Data extracted from a collection
* * * *

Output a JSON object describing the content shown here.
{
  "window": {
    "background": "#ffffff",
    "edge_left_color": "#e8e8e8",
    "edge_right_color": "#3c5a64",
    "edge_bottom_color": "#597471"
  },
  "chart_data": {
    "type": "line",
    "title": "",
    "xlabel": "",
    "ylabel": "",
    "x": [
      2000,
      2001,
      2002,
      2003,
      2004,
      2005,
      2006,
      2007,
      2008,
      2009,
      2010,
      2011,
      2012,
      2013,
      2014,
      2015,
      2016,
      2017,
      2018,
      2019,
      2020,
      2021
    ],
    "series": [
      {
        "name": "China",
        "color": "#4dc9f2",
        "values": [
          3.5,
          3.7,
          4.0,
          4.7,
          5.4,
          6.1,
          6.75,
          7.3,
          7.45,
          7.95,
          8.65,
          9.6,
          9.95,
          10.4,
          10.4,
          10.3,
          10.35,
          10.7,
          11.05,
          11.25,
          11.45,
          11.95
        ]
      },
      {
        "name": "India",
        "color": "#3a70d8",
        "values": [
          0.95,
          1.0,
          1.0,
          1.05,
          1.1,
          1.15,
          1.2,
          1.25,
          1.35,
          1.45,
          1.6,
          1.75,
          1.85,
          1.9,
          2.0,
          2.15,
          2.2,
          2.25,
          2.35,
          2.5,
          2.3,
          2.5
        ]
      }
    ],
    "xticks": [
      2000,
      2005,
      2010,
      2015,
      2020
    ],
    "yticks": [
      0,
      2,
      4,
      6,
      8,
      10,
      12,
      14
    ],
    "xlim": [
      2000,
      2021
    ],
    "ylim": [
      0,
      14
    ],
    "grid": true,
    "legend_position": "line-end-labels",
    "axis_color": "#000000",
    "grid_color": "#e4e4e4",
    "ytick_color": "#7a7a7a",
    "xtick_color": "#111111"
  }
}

* * * *

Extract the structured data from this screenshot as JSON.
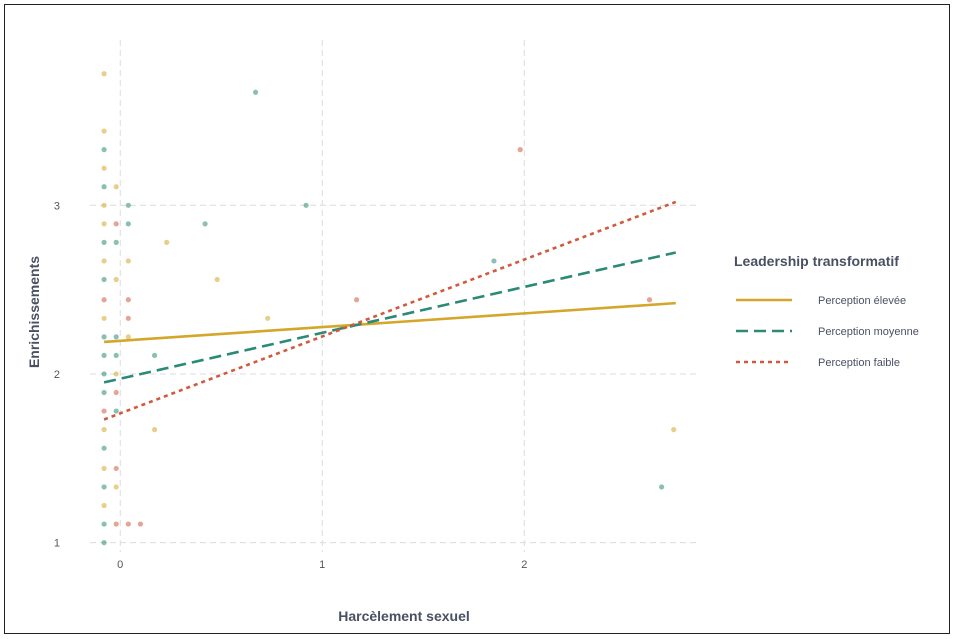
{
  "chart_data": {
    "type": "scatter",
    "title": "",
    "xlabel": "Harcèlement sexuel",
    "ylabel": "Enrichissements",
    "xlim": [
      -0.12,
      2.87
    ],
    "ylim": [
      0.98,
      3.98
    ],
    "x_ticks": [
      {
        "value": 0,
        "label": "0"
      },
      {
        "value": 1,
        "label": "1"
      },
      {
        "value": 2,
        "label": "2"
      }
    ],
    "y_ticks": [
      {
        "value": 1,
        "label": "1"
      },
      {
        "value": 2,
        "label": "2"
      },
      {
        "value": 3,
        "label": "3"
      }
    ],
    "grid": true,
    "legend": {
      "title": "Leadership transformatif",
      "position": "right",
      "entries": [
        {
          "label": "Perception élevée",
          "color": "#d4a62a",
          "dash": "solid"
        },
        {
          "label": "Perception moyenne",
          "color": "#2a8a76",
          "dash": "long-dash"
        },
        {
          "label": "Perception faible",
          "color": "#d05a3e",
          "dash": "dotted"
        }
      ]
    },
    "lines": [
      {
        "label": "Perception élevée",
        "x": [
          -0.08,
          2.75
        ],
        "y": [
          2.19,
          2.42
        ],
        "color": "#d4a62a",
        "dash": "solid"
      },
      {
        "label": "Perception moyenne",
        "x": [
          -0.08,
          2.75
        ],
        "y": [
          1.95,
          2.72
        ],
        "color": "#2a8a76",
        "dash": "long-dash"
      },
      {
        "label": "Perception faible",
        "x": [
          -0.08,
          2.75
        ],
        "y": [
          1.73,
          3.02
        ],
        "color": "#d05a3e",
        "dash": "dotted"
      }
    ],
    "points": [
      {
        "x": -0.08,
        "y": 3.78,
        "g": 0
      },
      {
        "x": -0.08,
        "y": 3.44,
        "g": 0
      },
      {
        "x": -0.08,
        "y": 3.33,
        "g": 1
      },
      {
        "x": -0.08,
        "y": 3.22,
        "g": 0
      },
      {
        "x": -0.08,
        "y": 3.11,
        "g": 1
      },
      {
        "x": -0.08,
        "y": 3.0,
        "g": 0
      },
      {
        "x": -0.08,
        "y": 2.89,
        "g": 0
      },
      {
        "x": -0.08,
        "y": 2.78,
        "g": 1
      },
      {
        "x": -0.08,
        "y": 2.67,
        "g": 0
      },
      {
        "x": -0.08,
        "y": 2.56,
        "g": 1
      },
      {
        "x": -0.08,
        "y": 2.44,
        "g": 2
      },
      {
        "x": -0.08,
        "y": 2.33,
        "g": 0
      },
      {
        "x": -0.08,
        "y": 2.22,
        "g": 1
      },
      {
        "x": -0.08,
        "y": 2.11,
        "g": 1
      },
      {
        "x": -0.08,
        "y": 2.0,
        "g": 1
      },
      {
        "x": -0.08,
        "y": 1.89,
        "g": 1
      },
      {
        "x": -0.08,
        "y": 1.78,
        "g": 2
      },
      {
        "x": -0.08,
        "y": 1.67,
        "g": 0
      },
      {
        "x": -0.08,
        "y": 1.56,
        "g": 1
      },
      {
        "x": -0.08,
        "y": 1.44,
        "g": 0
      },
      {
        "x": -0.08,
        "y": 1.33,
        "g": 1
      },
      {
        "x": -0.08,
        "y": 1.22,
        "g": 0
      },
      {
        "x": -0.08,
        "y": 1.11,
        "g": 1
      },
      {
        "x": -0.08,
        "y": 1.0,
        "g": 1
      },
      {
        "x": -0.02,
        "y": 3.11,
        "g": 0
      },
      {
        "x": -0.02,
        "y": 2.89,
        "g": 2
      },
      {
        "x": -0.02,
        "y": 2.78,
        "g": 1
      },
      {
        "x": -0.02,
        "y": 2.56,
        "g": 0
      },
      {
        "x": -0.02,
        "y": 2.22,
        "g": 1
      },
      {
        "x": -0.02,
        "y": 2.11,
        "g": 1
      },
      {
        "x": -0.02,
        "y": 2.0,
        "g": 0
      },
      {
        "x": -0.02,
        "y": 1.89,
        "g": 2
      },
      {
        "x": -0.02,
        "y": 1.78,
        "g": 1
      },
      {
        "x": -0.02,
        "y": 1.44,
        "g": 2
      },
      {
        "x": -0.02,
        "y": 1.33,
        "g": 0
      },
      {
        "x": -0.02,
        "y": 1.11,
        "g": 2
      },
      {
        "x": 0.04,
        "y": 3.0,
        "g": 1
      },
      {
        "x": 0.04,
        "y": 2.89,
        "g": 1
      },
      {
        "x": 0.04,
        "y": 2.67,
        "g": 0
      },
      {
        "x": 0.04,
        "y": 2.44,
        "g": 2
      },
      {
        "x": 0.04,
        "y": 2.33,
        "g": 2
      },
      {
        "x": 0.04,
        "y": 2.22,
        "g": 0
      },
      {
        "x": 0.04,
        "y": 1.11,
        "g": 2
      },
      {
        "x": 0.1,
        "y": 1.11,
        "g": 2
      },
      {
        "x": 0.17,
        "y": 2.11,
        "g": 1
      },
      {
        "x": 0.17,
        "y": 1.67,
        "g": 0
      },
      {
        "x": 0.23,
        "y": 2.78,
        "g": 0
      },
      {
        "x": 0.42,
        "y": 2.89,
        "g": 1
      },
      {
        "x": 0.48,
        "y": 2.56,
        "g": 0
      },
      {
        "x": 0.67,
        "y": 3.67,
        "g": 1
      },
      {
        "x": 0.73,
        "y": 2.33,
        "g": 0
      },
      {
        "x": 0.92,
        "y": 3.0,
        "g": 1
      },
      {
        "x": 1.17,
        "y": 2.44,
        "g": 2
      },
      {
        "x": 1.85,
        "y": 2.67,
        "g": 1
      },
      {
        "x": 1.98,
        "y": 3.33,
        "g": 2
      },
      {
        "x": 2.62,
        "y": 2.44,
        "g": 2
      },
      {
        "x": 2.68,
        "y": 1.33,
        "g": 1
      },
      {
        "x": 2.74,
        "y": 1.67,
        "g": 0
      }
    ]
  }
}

* * * *

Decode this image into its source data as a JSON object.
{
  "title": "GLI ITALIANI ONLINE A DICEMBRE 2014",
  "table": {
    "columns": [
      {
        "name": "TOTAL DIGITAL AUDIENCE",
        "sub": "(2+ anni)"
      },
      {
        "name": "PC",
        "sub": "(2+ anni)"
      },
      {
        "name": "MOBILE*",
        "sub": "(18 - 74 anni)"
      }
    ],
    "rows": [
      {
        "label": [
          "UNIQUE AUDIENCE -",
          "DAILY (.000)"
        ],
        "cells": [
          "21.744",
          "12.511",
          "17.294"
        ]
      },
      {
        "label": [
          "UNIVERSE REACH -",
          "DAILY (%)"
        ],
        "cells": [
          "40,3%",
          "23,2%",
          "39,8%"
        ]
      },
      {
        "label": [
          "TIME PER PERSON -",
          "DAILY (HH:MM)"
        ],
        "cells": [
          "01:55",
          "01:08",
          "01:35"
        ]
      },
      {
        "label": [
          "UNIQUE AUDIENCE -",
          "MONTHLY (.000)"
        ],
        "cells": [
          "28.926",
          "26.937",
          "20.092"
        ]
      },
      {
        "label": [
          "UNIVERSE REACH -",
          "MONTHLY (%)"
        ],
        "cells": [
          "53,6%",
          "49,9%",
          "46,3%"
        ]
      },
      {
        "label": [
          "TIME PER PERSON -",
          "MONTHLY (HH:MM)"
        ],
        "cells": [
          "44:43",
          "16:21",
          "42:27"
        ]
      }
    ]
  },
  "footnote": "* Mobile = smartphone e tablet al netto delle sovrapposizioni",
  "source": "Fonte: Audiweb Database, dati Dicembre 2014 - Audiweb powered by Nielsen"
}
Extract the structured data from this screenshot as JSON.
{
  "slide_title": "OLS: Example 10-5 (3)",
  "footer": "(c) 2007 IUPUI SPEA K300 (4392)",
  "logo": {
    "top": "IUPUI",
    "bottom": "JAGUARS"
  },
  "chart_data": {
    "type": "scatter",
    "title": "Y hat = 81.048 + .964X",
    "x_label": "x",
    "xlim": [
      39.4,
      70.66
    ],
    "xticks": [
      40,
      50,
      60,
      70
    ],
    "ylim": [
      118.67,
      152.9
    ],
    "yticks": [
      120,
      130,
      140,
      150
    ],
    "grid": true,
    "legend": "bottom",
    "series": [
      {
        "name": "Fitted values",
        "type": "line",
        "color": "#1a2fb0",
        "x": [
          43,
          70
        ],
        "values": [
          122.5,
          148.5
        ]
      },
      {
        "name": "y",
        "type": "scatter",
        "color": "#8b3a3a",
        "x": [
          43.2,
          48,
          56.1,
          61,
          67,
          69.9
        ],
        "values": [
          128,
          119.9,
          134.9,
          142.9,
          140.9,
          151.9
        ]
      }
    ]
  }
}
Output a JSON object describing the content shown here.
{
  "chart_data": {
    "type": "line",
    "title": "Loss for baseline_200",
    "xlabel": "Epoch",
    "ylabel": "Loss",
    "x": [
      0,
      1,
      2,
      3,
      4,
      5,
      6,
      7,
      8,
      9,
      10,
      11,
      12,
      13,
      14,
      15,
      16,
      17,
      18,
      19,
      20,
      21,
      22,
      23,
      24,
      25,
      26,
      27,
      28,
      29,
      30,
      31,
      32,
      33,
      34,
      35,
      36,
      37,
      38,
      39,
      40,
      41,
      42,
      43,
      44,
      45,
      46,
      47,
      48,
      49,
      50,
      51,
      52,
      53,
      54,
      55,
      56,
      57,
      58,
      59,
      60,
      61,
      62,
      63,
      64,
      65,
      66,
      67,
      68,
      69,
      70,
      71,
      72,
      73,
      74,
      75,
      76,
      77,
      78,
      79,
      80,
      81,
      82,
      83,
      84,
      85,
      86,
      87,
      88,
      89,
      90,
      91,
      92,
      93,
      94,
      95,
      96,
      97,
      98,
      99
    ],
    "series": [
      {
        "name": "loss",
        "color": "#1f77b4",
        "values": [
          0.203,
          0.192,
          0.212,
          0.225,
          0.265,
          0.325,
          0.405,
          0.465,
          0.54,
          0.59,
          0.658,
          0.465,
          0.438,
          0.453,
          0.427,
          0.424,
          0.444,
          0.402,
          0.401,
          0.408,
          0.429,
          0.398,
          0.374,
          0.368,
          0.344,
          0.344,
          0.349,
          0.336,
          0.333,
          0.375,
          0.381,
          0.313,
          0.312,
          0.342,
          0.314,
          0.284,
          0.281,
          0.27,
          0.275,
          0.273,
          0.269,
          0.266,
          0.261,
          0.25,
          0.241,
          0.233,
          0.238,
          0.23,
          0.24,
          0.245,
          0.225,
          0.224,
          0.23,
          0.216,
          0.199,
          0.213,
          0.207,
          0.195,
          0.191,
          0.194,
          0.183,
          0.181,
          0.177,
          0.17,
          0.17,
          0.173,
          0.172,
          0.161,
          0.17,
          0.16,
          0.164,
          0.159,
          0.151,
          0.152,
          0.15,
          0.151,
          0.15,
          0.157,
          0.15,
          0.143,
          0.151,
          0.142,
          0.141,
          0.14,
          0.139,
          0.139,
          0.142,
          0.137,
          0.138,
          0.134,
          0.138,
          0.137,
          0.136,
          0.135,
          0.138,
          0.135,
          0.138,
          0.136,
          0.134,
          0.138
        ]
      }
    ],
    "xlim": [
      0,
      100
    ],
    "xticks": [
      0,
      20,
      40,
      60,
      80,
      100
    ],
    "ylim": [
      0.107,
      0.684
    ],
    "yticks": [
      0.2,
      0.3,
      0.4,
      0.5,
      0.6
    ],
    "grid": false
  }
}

* * * *

• _What the exercise asks_:
Pick out all the lines with the word "élevée" in them and copy them.

• _Solution for this task_:
          "label": "Perception élevée",
        "label": "Perception élevée",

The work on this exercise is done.